Start

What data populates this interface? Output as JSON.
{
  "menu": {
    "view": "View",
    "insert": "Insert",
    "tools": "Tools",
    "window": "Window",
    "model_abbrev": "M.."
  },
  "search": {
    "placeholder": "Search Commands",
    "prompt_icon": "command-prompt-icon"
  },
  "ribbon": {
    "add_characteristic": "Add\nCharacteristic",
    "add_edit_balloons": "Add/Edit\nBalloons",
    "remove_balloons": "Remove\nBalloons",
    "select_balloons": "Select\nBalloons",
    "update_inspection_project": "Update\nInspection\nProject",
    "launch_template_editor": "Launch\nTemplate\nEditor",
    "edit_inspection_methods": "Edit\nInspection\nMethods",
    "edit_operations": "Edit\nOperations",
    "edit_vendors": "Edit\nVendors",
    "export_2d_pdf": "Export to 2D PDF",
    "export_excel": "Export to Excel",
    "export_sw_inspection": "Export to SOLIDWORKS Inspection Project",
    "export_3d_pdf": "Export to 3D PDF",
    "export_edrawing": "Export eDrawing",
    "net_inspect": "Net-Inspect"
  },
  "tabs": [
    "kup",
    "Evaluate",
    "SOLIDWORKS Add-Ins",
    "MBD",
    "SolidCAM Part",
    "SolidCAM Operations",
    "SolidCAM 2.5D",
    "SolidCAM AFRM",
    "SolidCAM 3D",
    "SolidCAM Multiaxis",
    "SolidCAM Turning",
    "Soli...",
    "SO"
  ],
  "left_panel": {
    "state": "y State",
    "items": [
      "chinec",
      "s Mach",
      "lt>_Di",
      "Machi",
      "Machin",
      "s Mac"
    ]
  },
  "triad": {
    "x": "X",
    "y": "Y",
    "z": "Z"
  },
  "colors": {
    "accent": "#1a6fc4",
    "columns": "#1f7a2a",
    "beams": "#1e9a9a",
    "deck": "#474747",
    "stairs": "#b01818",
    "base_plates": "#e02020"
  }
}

End

▶ _Written task_
Copy every line of the entries above in which "Export" occurs.

▶ _Written answer_
    "export_2d_pdf": "Export to 2D PDF",
    "export_excel": "Export to Excel",
    "export_sw_inspection": "Export to SOLIDWORKS Inspection Project",
    "export_3d_pdf": "Export to 3D PDF",
    "export_edrawing": "Export eDrawing",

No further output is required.